_TEXT SEGMENT_:
To test performance I mashed up the data in my PTest environment and put it in a single table. Of course, comparing the space on disk between the normalised, denormalised and the single table approaches there was a massive difference with the single table being by far the largest, followed by the denormalised model and the normalised being the smallest. This is what we would expect and is one of the reasons for normalising at the first place.

In a database the single table would be very inefficient since it will lead to lots of IO in many scenarios. However, when imported in PowerPivot the sizes compare like this (variation from denormalised given in brackets):

PTest_Denormalised

5.5 Gb RAM
3.5 Gb File

PTest_Normalised

5.2 Gb RAM (-0.3Gb)
3.3 Gb File (-0.2Gb)

PTest_SingleTable

4.3 Gb RAM (-1.2Gb)
2.8 Gb File (-0.7Gb)

Obviously the elimination of many distinct keys leads to significant space savings. In fact, the single table approach is by far the most efficient when comparing memory utilisation and disk space (when saving the Excel file).

_WORK ITEM 1_: According to the text on PowerPivot storage, how much RAM does the single table version use once imported into PowerPivot?
_WORK ITEM 2_: From the text on PowerPivot storage, extract the passage starting with "To test performance" and going on through "Gb File (-0.2Gb)".

_DATASET EXCERPTS_:
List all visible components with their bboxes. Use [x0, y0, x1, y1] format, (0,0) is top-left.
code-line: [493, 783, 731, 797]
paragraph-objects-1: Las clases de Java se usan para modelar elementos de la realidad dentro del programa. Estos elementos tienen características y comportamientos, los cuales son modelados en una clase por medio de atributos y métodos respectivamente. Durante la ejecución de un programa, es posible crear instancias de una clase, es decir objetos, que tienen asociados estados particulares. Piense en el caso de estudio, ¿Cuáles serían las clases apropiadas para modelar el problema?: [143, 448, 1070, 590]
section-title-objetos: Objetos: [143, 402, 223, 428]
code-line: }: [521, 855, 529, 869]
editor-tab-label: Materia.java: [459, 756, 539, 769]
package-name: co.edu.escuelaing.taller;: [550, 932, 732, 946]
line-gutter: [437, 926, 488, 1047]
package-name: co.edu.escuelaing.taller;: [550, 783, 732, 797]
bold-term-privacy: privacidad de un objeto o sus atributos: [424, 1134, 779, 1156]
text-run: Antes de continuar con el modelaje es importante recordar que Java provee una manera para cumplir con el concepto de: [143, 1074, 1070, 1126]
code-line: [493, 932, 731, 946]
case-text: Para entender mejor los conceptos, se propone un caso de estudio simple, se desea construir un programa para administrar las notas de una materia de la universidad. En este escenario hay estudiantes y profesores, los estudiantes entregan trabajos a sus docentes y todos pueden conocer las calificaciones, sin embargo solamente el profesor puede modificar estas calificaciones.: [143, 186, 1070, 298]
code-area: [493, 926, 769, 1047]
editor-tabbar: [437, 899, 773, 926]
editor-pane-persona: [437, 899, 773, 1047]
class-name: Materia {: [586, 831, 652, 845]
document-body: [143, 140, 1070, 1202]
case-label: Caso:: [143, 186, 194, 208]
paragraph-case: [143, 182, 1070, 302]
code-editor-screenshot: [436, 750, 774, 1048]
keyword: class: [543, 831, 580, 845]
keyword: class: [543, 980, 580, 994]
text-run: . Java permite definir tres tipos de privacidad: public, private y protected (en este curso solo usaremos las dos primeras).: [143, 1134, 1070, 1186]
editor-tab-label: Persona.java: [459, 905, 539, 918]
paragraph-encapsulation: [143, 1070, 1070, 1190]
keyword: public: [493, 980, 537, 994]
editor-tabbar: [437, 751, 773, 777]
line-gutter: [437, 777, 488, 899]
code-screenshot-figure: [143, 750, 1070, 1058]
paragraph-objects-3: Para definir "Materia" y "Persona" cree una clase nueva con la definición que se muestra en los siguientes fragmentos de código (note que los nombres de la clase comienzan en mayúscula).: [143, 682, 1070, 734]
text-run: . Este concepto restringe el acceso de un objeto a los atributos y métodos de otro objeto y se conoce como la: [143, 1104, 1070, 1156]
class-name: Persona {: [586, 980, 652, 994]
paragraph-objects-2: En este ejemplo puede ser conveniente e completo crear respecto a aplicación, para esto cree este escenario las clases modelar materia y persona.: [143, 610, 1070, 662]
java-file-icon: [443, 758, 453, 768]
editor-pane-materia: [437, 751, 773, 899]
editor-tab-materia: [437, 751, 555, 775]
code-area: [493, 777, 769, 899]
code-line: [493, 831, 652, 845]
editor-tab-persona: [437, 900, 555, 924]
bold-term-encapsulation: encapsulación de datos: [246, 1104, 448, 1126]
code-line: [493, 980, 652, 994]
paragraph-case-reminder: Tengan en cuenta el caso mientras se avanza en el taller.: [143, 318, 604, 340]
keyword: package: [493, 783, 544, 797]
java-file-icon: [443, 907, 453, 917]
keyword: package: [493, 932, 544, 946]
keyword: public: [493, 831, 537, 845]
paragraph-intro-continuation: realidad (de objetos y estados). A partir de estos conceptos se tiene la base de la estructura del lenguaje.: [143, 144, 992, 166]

_REPLY 1_: 4.3 Gb of RAM.

_REPLY 2_:
To test performance I mashed up the data in my PTest environment and put it in a single table. Of course, comparing the space on disk between the normalised, denormalised and the single table approaches there was a massive difference with the single table being by far the largest, followed by the denormalised model and the normalised being the smallest. This is what we would expect and is one of the reasons for normalising at the first place.

In a database the single table would be very inefficient since it will lead to lots of IO in many scenarios. However, when imported in PowerPivot the sizes compare like this (variation from denormalised given in brackets):

PTest_Denormalised

5.5 Gb RAM
3.5 Gb File

PTest_Normalised

5.2 Gb RAM (-0.3Gb)
3.3 Gb File (-0.2Gb)